- WORKING DATA
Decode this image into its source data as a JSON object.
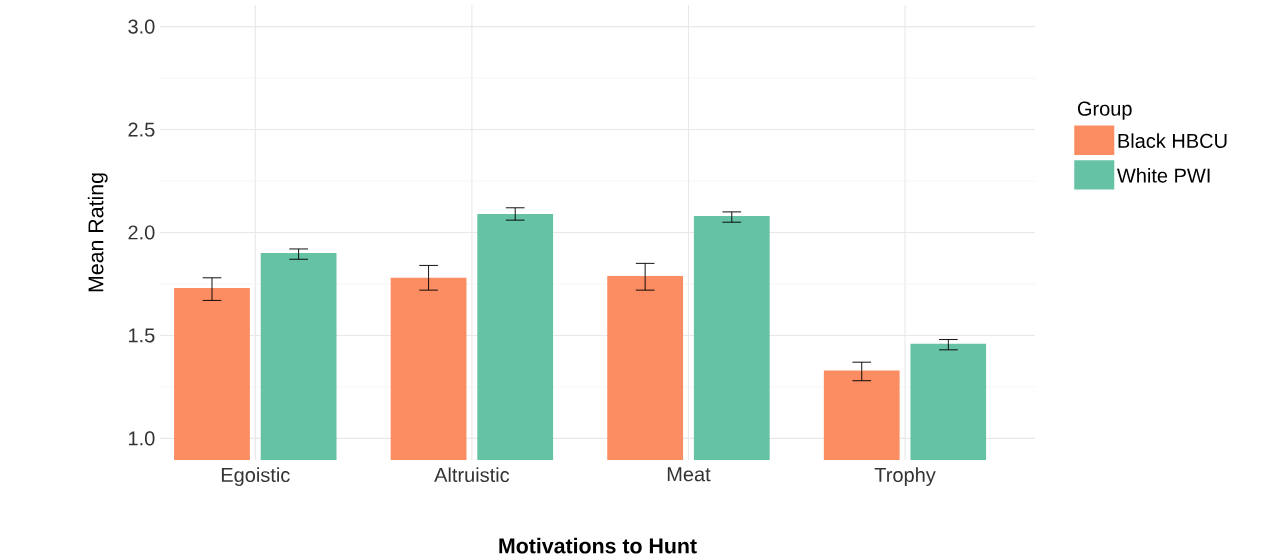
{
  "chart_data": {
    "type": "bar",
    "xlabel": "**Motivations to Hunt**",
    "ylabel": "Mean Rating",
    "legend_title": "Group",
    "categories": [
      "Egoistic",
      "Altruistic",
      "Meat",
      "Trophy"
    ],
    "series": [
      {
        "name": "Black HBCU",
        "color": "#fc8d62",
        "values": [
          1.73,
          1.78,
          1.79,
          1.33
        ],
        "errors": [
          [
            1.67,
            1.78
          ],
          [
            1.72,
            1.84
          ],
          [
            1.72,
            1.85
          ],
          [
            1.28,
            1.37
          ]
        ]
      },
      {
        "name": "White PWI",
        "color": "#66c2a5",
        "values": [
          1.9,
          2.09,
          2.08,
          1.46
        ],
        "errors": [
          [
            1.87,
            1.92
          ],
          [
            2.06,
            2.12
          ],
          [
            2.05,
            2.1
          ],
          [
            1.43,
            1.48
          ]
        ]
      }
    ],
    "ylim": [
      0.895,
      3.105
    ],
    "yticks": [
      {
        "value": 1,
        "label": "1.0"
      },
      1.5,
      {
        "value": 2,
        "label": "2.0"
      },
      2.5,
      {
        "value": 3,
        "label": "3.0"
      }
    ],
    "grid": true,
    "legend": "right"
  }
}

- YOUR TASK
Take the records above and transcribe them exactly, dropping every picture.

- OUTPUT FOR THIS TASK
Decode this image into its source data as a JSON object.
{
  "chart_data": {
    "type": "bar",
    "xlabel": "**Motivations to Hunt**",
    "ylabel": "Mean Rating",
    "legend_title": "Group",
    "categories": [
      "Egoistic",
      "Altruistic",
      "Meat",
      "Trophy"
    ],
    "series": [
      {
        "name": "Black HBCU",
        "color": "#fc8d62",
        "values": [
          1.73,
          1.78,
          1.79,
          1.33
        ],
        "errors": [
          [
            1.67,
            1.78
          ],
          [
            1.72,
            1.84
          ],
          [
            1.72,
            1.85
          ],
          [
            1.28,
            1.37
          ]
        ]
      },
      {
        "name": "White PWI",
        "color": "#66c2a5",
        "values": [
          1.9,
          2.09,
          2.08,
          1.46
        ],
        "errors": [
          [
            1.87,
            1.92
          ],
          [
            2.06,
            2.12
          ],
          [
            2.05,
            2.1
          ],
          [
            1.43,
            1.48
          ]
        ]
      }
    ],
    "ylim": [
      0.895,
      3.105
    ],
    "yticks": [
      {
        "value": 1,
        "label": "1.0"
      },
      1.5,
      {
        "value": 2,
        "label": "2.0"
      },
      2.5,
      {
        "value": 3,
        "label": "3.0"
      }
    ],
    "grid": true,
    "legend": "right"
  }
}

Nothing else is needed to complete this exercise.